START
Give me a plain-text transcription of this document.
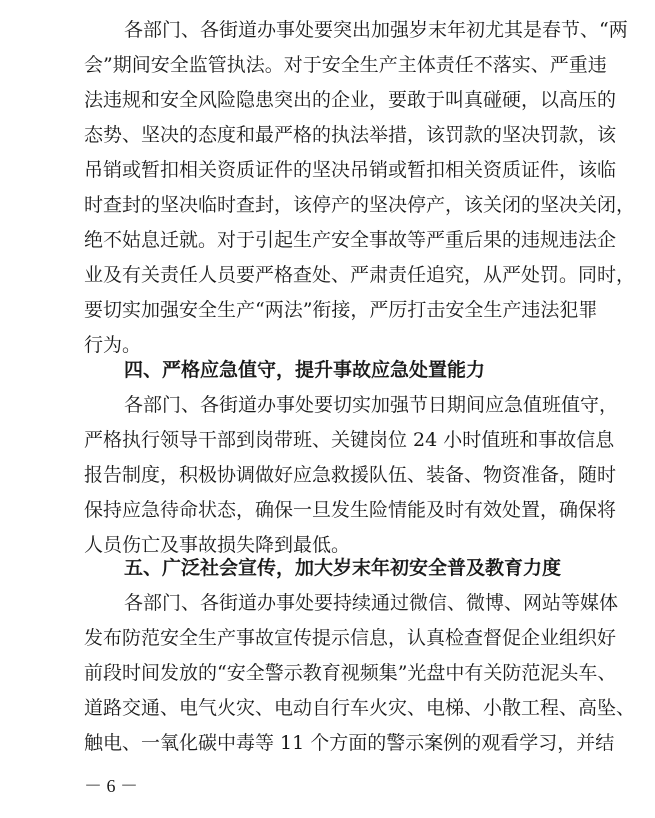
各部门、各街道办事处要突出加强岁末年初尤其是春节、“两
会”期间安全监管执法。对于安全生产主体责任不落实、严重违
法违规和安全风险隐患突出的企业，要敢于叫真碰硬，以高压的
态势、坚决的态度和最严格的执法举措，该罚款的坚决罚款，该
吊销或暂扣相关资质证件的坚决吊销或暂扣相关资质证件，该临
时查封的坚决临时查封，该停产的坚决停产，该关闭的坚决关闭，
绝不姑息迁就。对于引起生产安全事故等严重后果的违规违法企
业及有关责任人员要严格查处、严肃责任追究，从严处罚。同时，
要切实加强安全生产“两法”衔接，严厉打击安全生产违法犯罪
行为。
四、严格应急值守，提升事故应急处置能力
各部门、各街道办事处要切实加强节日期间应急值班值守，
严格执行领导干部到岗带班、关键岗位 24 小时值班和事故信息
报告制度，积极协调做好应急救援队伍、装备、物资准备，随时
保持应急待命状态，确保一旦发生险情能及时有效处置，确保将
人员伤亡及事故损失降到最低。
五、广泛社会宣传，加大岁末年初安全普及教育力度
各部门、各街道办事处要持续通过微信、微博、网站等媒体
发布防范安全生产事故宣传提示信息，认真检查督促企业组织好
前段时间发放的“安全警示教育视频集”光盘中有关防范泥头车、
道路交通、电气火灾、电动自行车火灾、电梯、小散工程、高坠、
触电、一氧化碳中毒等 11 个方面的警示案例的观看学习，并结
－ 6 －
END
**Exercise details**
Transcribe the records above exactly, omitting every picture they contain.

**Reply to the exercise**
Give me a plain-text transcription of this document.
各部门、各街道办事处要突出加强岁末年初尤其是春节、“两
会”期间安全监管执法。对于安全生产主体责任不落实、严重违
法违规和安全风险隐患突出的企业，要敢于叫真碰硬，以高压的
态势、坚决的态度和最严格的执法举措，该罚款的坚决罚款，该
吊销或暂扣相关资质证件的坚决吊销或暂扣相关资质证件，该临
时查封的坚决临时查封，该停产的坚决停产，该关闭的坚决关闭，
绝不姑息迁就。对于引起生产安全事故等严重后果的违规违法企
业及有关责任人员要严格查处、严肃责任追究，从严处罚。同时，
要切实加强安全生产“两法”衔接，严厉打击安全生产违法犯罪
行为。
四、严格应急值守，提升事故应急处置能力
各部门、各街道办事处要切实加强节日期间应急值班值守，
严格执行领导干部到岗带班、关键岗位 24 小时值班和事故信息
报告制度，积极协调做好应急救援队伍、装备、物资准备，随时
保持应急待命状态，确保一旦发生险情能及时有效处置，确保将
人员伤亡及事故损失降到最低。
五、广泛社会宣传，加大岁末年初安全普及教育力度
各部门、各街道办事处要持续通过微信、微博、网站等媒体
发布防范安全生产事故宣传提示信息，认真检查督促企业组织好
前段时间发放的“安全警示教育视频集”光盘中有关防范泥头车、
道路交通、电气火灾、电动自行车火灾、电梯、小散工程、高坠、
触电、一氧化碳中毒等 11 个方面的警示案例的观看学习，并结
－ 6 －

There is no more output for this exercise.